# start of Available records

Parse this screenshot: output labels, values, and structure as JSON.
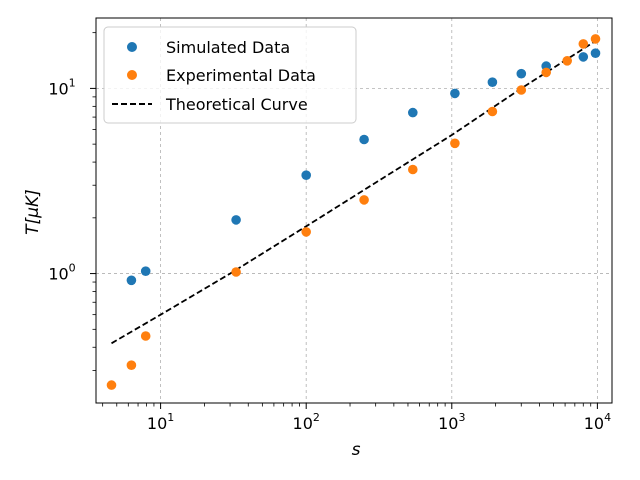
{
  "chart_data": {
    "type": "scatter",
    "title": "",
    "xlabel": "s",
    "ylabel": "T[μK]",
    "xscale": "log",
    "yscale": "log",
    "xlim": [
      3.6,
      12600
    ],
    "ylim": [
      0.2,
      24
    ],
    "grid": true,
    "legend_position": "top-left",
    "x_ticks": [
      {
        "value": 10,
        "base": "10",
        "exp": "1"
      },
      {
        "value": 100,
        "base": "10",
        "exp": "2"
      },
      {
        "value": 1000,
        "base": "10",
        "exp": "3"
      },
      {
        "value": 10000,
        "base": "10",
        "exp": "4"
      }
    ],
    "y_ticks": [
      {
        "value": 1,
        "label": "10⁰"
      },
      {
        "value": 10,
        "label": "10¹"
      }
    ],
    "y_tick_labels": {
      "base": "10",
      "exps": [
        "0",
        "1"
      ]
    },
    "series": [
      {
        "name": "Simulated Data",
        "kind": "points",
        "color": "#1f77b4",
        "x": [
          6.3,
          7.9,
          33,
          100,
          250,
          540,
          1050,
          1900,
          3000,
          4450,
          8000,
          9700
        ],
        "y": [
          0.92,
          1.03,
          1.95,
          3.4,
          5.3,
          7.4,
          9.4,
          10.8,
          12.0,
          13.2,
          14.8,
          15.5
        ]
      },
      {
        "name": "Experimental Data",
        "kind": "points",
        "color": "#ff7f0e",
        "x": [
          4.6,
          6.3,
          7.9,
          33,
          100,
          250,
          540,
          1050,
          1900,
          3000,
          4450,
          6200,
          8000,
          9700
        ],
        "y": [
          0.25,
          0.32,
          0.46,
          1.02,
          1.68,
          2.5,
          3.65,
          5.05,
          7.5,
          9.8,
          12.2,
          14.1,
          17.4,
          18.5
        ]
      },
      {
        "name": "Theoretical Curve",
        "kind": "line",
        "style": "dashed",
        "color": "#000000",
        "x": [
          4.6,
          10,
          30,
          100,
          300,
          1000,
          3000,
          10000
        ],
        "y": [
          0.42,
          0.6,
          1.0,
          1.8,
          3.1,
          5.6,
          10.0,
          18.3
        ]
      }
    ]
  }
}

# end of Available records
# start of Available records

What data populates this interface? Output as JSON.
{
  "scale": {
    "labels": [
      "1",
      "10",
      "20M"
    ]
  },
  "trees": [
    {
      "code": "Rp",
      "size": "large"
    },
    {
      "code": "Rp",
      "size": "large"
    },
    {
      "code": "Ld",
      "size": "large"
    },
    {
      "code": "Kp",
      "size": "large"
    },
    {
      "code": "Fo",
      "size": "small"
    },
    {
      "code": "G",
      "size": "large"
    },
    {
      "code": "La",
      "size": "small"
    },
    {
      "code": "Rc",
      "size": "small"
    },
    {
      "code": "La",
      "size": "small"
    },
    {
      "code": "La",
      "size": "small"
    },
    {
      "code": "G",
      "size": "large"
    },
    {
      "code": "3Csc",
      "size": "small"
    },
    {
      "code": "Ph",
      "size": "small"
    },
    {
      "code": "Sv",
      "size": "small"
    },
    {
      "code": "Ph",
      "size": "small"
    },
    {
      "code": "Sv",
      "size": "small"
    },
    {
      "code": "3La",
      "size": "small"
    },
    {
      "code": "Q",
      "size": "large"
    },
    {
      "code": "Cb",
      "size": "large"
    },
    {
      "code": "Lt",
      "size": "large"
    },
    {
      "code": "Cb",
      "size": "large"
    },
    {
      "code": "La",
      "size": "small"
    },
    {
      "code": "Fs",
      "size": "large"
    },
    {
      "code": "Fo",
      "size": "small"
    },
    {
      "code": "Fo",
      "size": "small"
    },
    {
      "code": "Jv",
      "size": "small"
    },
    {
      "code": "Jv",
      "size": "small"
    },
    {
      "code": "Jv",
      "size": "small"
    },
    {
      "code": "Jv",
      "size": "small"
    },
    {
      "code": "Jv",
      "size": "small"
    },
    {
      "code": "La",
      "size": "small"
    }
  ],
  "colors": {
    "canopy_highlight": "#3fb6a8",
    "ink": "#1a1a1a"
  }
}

# end of Available records

== Challenge ==
Select the lines from the entries that include the word "name".

== Correct response ==
        "name": "Simulated Data",
        "name": "Experimental Data",
        "name": "Theoretical Curve",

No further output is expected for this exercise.